Given data ->

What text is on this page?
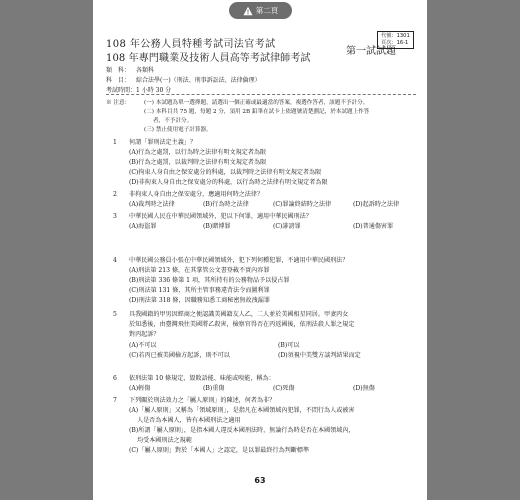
代號：1301
頁次：16-1
108 年公務人員特種考試司法官考試
第一試試題
108 年專門職業及技術人員高等考試律師考試
類　科： 各類科
科　目： 綜合法學(一)（刑法、刑事訴訟法、法律倫理）
考試時間：1 小時 30 分
※ 注意： (一) 本試題為單一選擇題，請選出一個正確或最適當的答案，複選作答者，該題不予計分。
(二) 本科目共 75 題，每題 2 分，須用 2B 鉛筆在試卡上依題號清楚劃記，於本試題上作答
者，不予計分。
(三) 禁止使用電子計算器。
1 何謂「罪刑法定主義」？
(A)行為之處罰，以行為時之法律有明文規定者為限
(B)行為之處罰，以裁判時之法律有明文規定者為限
(C)拘束人身自由之保安處分的科處，以裁判時之法律有明文規定者為限
(D)非拘束人身自由之保安處分的科處，以行為時之法律有明文規定者為限
2 非拘束人身自由之保安處分，應適用何時之法律？
(A)裁判時之法律	(B)行為時之法律	(C)罪論終結時之法律	(D)起訴時之法律
3 中華民國人民在中華民國領域外，犯以下何罪，適用中華民國刑法？
(A)海盜罪	(B)賭博罪	(C)誹謗罪	(D)普通傷害罪
4 中華民國公務員小張在中華民國領域外，犯下列何種犯罪，不適用中華民國刑法？
(A)刑法第 213 條，在其掌管公文書登載不實內容罪
(B)刑法第 336 條第 1 項，其所持有的公務物品予以侵占罪
(C)刑法第 131 條，其所主管事務違背法令而圖利罪
(D)刑法第 318 條，因職務知悉工商秘密無故洩漏罪
5 具我國籍的甲男因經商之便認識美國籍友人乙，二人並於美國相星同居。甲妻丙女
於知悉後，由臺灣飛往美國將乙殺害，檢察官得否在丙返國後，依刑法殺人罪之規定
對丙起訴？
(A)不可以	(B)可以
(C)若丙已被美國檢方起訴，則不可以	(D)須視中美雙方談判結果而定
6 依刑法第 10 條規定，毀敗語能、味能或嗅能，稱為：
(A)輕傷	(B)重傷	(C)死傷	(D)無傷
7 下列關於刑法效力之「屬人原則」的陳述，何者為非？
(A)「屬人原則」又稱為「領域原則」，是指凡在本國領域內犯罪，不問行為人或被害
人是否為本國人，皆有本國刑法之適用
(B)所謂「屬人原則」，是指本國人違反本國刑法時，無論行為時是否在本國領域內，
均受本國刑法之規範
(C)「屬人原則」對於「本國人」之認定，是以罪最終行為判斷標準
63
第二頁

Exercise goal ->
Print out every entry above without changing a word, and leave out the pictures.

Task response ->
What text is on this page?
代號：1301
頁次：16-1
108 年公務人員特種考試司法官考試
第一試試題
108 年專門職業及技術人員高等考試律師考試
類　科： 各類科
科　目： 綜合法學(一)（刑法、刑事訴訟法、法律倫理）
考試時間：1 小時 30 分
※ 注意： (一) 本試題為單一選擇題，請選出一個正確或最適當的答案，複選作答者，該題不予計分。
(二) 本科目共 75 題，每題 2 分，須用 2B 鉛筆在試卡上依題號清楚劃記，於本試題上作答
者，不予計分。
(三) 禁止使用電子計算器。
1 何謂「罪刑法定主義」？
(A)行為之處罰，以行為時之法律有明文規定者為限
(B)行為之處罰，以裁判時之法律有明文規定者為限
(C)拘束人身自由之保安處分的科處，以裁判時之法律有明文規定者為限
(D)非拘束人身自由之保安處分的科處，以行為時之法律有明文規定者為限
2 非拘束人身自由之保安處分，應適用何時之法律？
(A)裁判時之法律	(B)行為時之法律	(C)罪論終結時之法律	(D)起訴時之法律
3 中華民國人民在中華民國領域外，犯以下何罪，適用中華民國刑法？
(A)海盜罪	(B)賭博罪	(C)誹謗罪	(D)普通傷害罪
4 中華民國公務員小張在中華民國領域外，犯下列何種犯罪，不適用中華民國刑法？
(A)刑法第 213 條，在其掌管公文書登載不實內容罪
(B)刑法第 336 條第 1 項，其所持有的公務物品予以侵占罪
(C)刑法第 131 條，其所主管事務違背法令而圖利罪
(D)刑法第 318 條，因職務知悉工商秘密無故洩漏罪
5 具我國籍的甲男因經商之便認識美國籍友人乙，二人並於美國相星同居。甲妻丙女
於知悉後，由臺灣飛往美國將乙殺害，檢察官得否在丙返國後，依刑法殺人罪之規定
對丙起訴？
(A)不可以	(B)可以
(C)若丙已被美國檢方起訴，則不可以	(D)須視中美雙方談判結果而定
6 依刑法第 10 條規定，毀敗語能、味能或嗅能，稱為：
(A)輕傷	(B)重傷	(C)死傷	(D)無傷
7 下列關於刑法效力之「屬人原則」的陳述，何者為非？
(A)「屬人原則」又稱為「領域原則」，是指凡在本國領域內犯罪，不問行為人或被害
人是否為本國人，皆有本國刑法之適用
(B)所謂「屬人原則」，是指本國人違反本國刑法時，無論行為時是否在本國領域內，
均受本國刑法之規範
(C)「屬人原則」對於「本國人」之認定，是以罪最終行為判斷標準
63
第二頁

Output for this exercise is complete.